### Entries shown

** start **

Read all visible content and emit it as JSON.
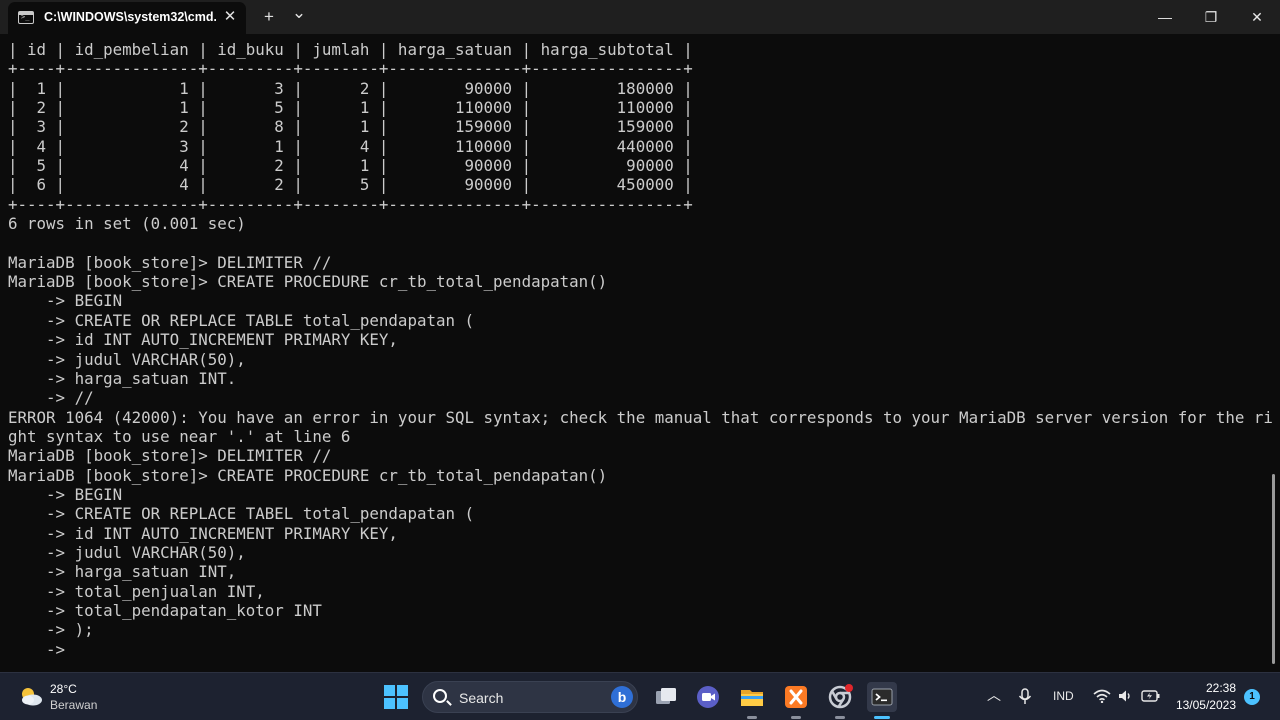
{
  "window": {
    "tab_title": "C:\\WINDOWS\\system32\\cmd.",
    "close_tab_glyph": "✕",
    "new_tab_glyph": "+",
    "dropdown_glyph": "⌄",
    "minimize_glyph": "—",
    "maximize_glyph": "❐",
    "close_glyph": "✕"
  },
  "terminal": {
    "lines": [
      "| id | id_pembelian | id_buku | jumlah | harga_satuan | harga_subtotal |",
      "+----+--------------+---------+--------+--------------+----------------+",
      "|  1 |            1 |       3 |      2 |        90000 |         180000 |",
      "|  2 |            1 |       5 |      1 |       110000 |         110000 |",
      "|  3 |            2 |       8 |      1 |       159000 |         159000 |",
      "|  4 |            3 |       1 |      4 |       110000 |         440000 |",
      "|  5 |            4 |       2 |      1 |        90000 |          90000 |",
      "|  6 |            4 |       2 |      5 |        90000 |         450000 |",
      "+----+--------------+---------+--------+--------------+----------------+",
      "6 rows in set (0.001 sec)",
      "",
      "MariaDB [book_store]> DELIMITER //",
      "MariaDB [book_store]> CREATE PROCEDURE cr_tb_total_pendapatan()",
      "    -> BEGIN",
      "    -> CREATE OR REPLACE TABLE total_pendapatan (",
      "    -> id INT AUTO_INCREMENT PRIMARY KEY,",
      "    -> judul VARCHAR(50),",
      "    -> harga_satuan INT.",
      "    -> //",
      "ERROR 1064 (42000): You have an error in your SQL syntax; check the manual that corresponds to your MariaDB server version for the ri",
      "ght syntax to use near '.' at line 6",
      "MariaDB [book_store]> DELIMITER //",
      "MariaDB [book_store]> CREATE PROCEDURE cr_tb_total_pendapatan()",
      "    -> BEGIN",
      "    -> CREATE OR REPLACE TABEL total_pendapatan (",
      "    -> id INT AUTO_INCREMENT PRIMARY KEY,",
      "    -> judul VARCHAR(50),",
      "    -> harga_satuan INT,",
      "    -> total_penjualan INT,",
      "    -> total_pendapatan_kotor INT",
      "    -> );",
      "    ->"
    ]
  },
  "taskbar": {
    "weather_temp": "28°C",
    "weather_desc": "Berawan",
    "search_placeholder": "Search",
    "language": "IND",
    "time": "22:38",
    "date": "13/05/2023",
    "notification_count": "1"
  }
}
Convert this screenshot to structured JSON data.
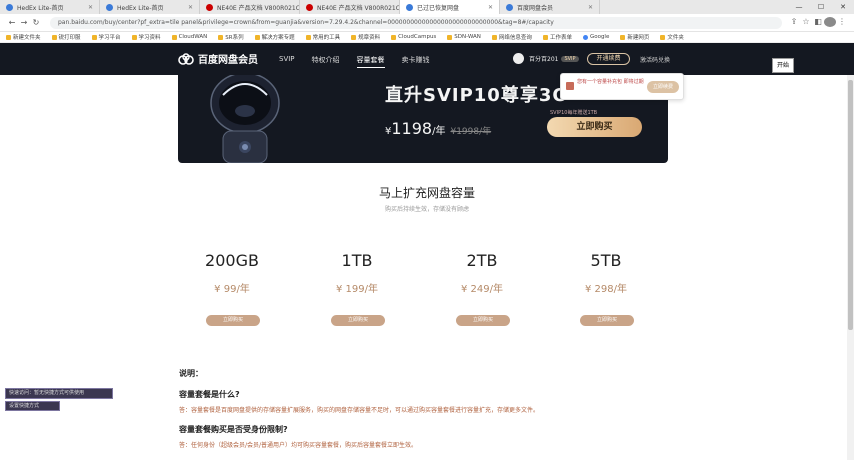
{
  "browser": {
    "tabs": [
      {
        "title": "HedEx Lite-首页",
        "active": false
      },
      {
        "title": "HedEx Lite-首页",
        "active": false
      },
      {
        "title": "NE40E 产品文档 V800R021C1",
        "active": false
      },
      {
        "title": "NE40E 产品文档 V800R021C1",
        "active": false
      },
      {
        "title": "已过已恢复网盘",
        "active": true
      },
      {
        "title": "百度网盘会员",
        "active": false
      }
    ],
    "url": "pan.baidu.com/buy/center?pf_extra=tile panel&privilege=crown&from=guanjia&version=7.29.4.2&channel=00000000000000000000000000000&tag=8#/capacity",
    "bookmarks": [
      "新建文件夹",
      "锐打印服",
      "学习平台",
      "学习资料",
      "CloudWAN",
      "SR系列",
      "解决方案专题",
      "常用的工具",
      "规章资料",
      "CloudCampus",
      "SDN-WAN",
      "网络信息查询",
      "工作表单",
      "Google",
      "新建网页",
      "文件夹"
    ]
  },
  "topnav": {
    "brand": "百度网盘会员",
    "links": [
      "SVIP",
      "特权介绍",
      "容量套餐",
      "卖卡赚钱"
    ],
    "active_index": 2,
    "username": "百分百201",
    "vip_badge": "SVIP",
    "renew_label": "开通续费",
    "cancel_label": "激活码兑换",
    "open_label": "开始"
  },
  "popup": {
    "text": "您有一个容量补充包 即将过期",
    "button": "立即续费"
  },
  "banner": {
    "headline": "直升SVIP10尊享3O",
    "yen": "¥",
    "price": "1198",
    "unit": "/年",
    "old_price": "¥1998/年",
    "buy_label": "立即购买",
    "buy_tag": "SVIP10每年赠送1TB"
  },
  "capacity": {
    "title": "马上扩充网盘容量",
    "subtitle": "购买后持续生效，存储没有顾虑"
  },
  "plans": [
    {
      "size": "200GB",
      "price": "¥ 99/年",
      "button": "立即购买"
    },
    {
      "size": "1TB",
      "price": "¥ 199/年",
      "button": "立即购买"
    },
    {
      "size": "2TB",
      "price": "¥ 249/年",
      "button": "立即购买"
    },
    {
      "size": "5TB",
      "price": "¥ 298/年",
      "button": "立即购买"
    }
  ],
  "notes": {
    "label": "说明：",
    "items": [
      {
        "q": "容量套餐是什么?",
        "a": "答：容量套餐是百度网盘提供的存储容量扩展服务，购买的网盘存储容量不足时，可以通过购买容量套餐进行容量扩充，存储更多文件。"
      },
      {
        "q": "容量套餐购买是否受身份限制?",
        "a": "答：任何身份（超级会员/会员/普通用户）均可购买容量套餐，购买后容量套餐立即生效。"
      }
    ]
  },
  "overlay": {
    "line1": "快速访问：暂无快捷方式可供使用",
    "line2": "设置快捷方式"
  },
  "colors": {
    "nav_bg": "#141821",
    "gold": "#d9a873",
    "price_color": "#b58a68",
    "button_color": "#c9a488",
    "answer_color": "#b0623f"
  }
}
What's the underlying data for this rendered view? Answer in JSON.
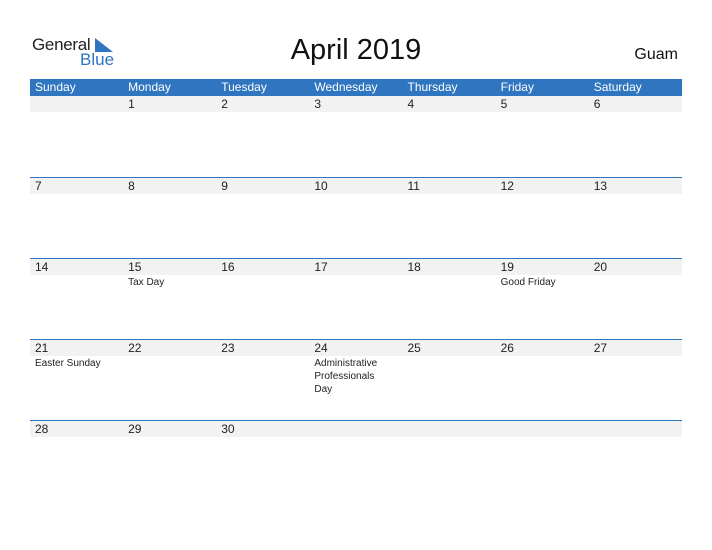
{
  "logo": {
    "general": "General",
    "blue": "Blue"
  },
  "title": "April 2019",
  "country": "Guam",
  "colors": {
    "accent": "#2f75c0",
    "band": "#f2f2f2"
  },
  "weekdays": [
    "Sunday",
    "Monday",
    "Tuesday",
    "Wednesday",
    "Thursday",
    "Friday",
    "Saturday"
  ],
  "weeks": [
    [
      {
        "d": ""
      },
      {
        "d": "1"
      },
      {
        "d": "2"
      },
      {
        "d": "3"
      },
      {
        "d": "4"
      },
      {
        "d": "5"
      },
      {
        "d": "6"
      }
    ],
    [
      {
        "d": "7"
      },
      {
        "d": "8"
      },
      {
        "d": "9"
      },
      {
        "d": "10"
      },
      {
        "d": "11"
      },
      {
        "d": "12"
      },
      {
        "d": "13"
      }
    ],
    [
      {
        "d": "14"
      },
      {
        "d": "15",
        "e": "Tax Day"
      },
      {
        "d": "16"
      },
      {
        "d": "17"
      },
      {
        "d": "18"
      },
      {
        "d": "19",
        "e": "Good Friday"
      },
      {
        "d": "20"
      }
    ],
    [
      {
        "d": "21",
        "e": "Easter Sunday"
      },
      {
        "d": "22"
      },
      {
        "d": "23"
      },
      {
        "d": "24",
        "e": "Administrative Professionals Day"
      },
      {
        "d": "25"
      },
      {
        "d": "26"
      },
      {
        "d": "27"
      }
    ],
    [
      {
        "d": "28"
      },
      {
        "d": "29"
      },
      {
        "d": "30"
      },
      {
        "d": ""
      },
      {
        "d": ""
      },
      {
        "d": ""
      },
      {
        "d": ""
      }
    ]
  ]
}
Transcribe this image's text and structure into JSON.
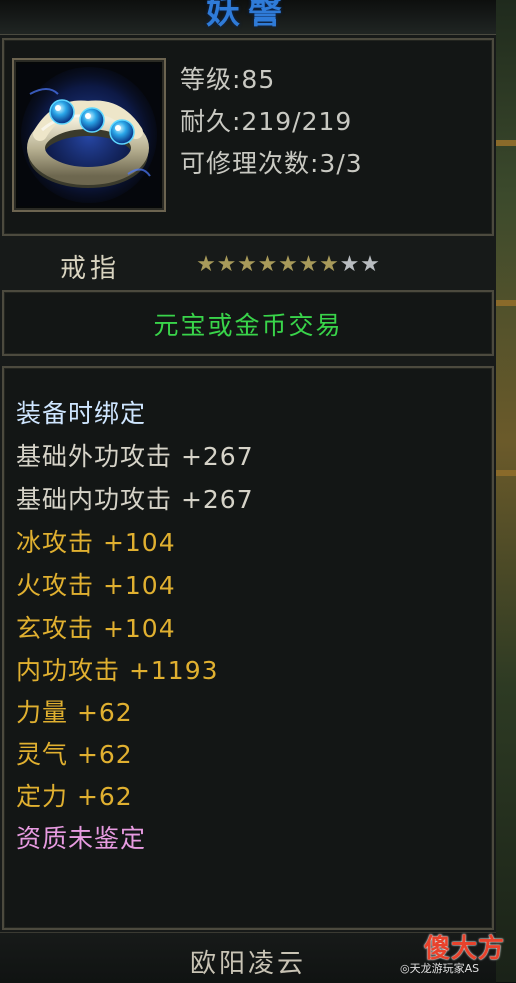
{
  "item": {
    "name": "妖謦",
    "level": "等级:85",
    "durability": "耐久:219/219",
    "repairs": "可修理次数:3/3",
    "type": "戒指",
    "stars": {
      "filled": 7,
      "total": 9,
      "filled_color": "#a89a5a",
      "empty_color": "#b8bcc0"
    },
    "trade": "元宝或金币交易"
  },
  "attributes": [
    {
      "text": "装备时绑定",
      "color": "#cfe6ff"
    },
    {
      "text": "基础外功攻击  +267",
      "color": "#d6d3c8"
    },
    {
      "text": "基础内功攻击  +267",
      "color": "#d6d3c8"
    },
    {
      "text": "冰攻击  +104",
      "color": "#e0b030"
    },
    {
      "text": "火攻击  +104",
      "color": "#e0b030"
    },
    {
      "text": "玄攻击  +104",
      "color": "#e0b030"
    },
    {
      "text": "内功攻击  +1193",
      "color": "#e0b030"
    },
    {
      "text": "力量  +62",
      "color": "#e0b030"
    },
    {
      "text": "灵气  +62",
      "color": "#e0b030"
    },
    {
      "text": "定力  +62",
      "color": "#e0b030"
    },
    {
      "text": "资质未鉴定",
      "color": "#e79be0"
    }
  ],
  "footer": {
    "owner": "欧阳凌云"
  },
  "watermark": {
    "logo": "傻大方",
    "sub": "◎天龙游玩家AS"
  },
  "icons": {
    "item_icon": "ring-icon",
    "star_icon": "star-icon"
  }
}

** end **

### Short problem
Return all lines with the word "capacity" in them.

### Result of this task
    "url": "pan.baidu.com/buy/center?pf_extra=tile panel&privilege=crown&from=guanjia&version=7.29.4.2&channel=00000000000000000000000000000&tag=8#/capacity",
  "capacity": {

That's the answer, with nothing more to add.